---- ITEMS

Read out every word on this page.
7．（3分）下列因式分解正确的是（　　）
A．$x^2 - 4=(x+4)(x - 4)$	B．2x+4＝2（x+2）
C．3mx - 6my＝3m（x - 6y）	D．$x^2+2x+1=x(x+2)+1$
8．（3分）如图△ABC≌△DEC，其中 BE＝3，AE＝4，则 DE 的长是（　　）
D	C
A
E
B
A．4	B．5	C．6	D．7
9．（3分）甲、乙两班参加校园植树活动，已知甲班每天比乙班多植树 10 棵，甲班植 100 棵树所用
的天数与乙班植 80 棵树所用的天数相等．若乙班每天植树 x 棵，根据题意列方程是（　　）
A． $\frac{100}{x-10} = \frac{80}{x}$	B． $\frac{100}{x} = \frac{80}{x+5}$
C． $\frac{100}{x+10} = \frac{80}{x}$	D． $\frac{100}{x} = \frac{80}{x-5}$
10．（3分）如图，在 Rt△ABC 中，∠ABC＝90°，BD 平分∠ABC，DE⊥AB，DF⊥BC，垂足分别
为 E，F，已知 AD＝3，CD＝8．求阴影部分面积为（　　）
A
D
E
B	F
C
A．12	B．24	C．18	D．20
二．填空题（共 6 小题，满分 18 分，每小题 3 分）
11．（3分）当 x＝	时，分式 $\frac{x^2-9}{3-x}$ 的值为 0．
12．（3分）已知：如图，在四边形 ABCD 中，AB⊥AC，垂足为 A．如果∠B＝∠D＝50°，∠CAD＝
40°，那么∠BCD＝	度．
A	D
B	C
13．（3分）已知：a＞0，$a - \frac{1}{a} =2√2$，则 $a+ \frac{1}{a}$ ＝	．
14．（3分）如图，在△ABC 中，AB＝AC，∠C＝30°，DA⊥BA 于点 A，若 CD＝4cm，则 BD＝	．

--------

TASK TO CARRY OUT: Type the whole listing again, unaltered.

EXPECTED ANSWER:
Read out every word on this page.
7．（3分）下列因式分解正确的是（　　）
A．$x^2 - 4=(x+4)(x - 4)$	B．2x+4＝2（x+2）
C．3mx - 6my＝3m（x - 6y）	D．$x^2+2x+1=x(x+2)+1$
8．（3分）如图△ABC≌△DEC，其中 BE＝3，AE＝4，则 DE 的长是（　　）
D	C
A
E
B
A．4	B．5	C．6	D．7
9．（3分）甲、乙两班参加校园植树活动，已知甲班每天比乙班多植树 10 棵，甲班植 100 棵树所用
的天数与乙班植 80 棵树所用的天数相等．若乙班每天植树 x 棵，根据题意列方程是（　　）
A． $\frac{100}{x-10} = \frac{80}{x}$	B． $\frac{100}{x} = \frac{80}{x+5}$
C． $\frac{100}{x+10} = \frac{80}{x}$	D． $\frac{100}{x} = \frac{80}{x-5}$
10．（3分）如图，在 Rt△ABC 中，∠ABC＝90°，BD 平分∠ABC，DE⊥AB，DF⊥BC，垂足分别
为 E，F，已知 AD＝3，CD＝8．求阴影部分面积为（　　）
A
D
E
B	F
C
A．12	B．24	C．18	D．20
二．填空题（共 6 小题，满分 18 分，每小题 3 分）
11．（3分）当 x＝	时，分式 $\frac{x^2-9}{3-x}$ 的值为 0．
12．（3分）已知：如图，在四边形 ABCD 中，AB⊥AC，垂足为 A．如果∠B＝∠D＝50°，∠CAD＝
40°，那么∠BCD＝	度．
A	D
B	C
13．（3分）已知：a＞0，$a - \frac{1}{a} =2√2$，则 $a+ \frac{1}{a}$ ＝	．
14．（3分）如图，在△ABC 中，AB＝AC，∠C＝30°，DA⊥BA 于点 A，若 CD＝4cm，则 BD＝	．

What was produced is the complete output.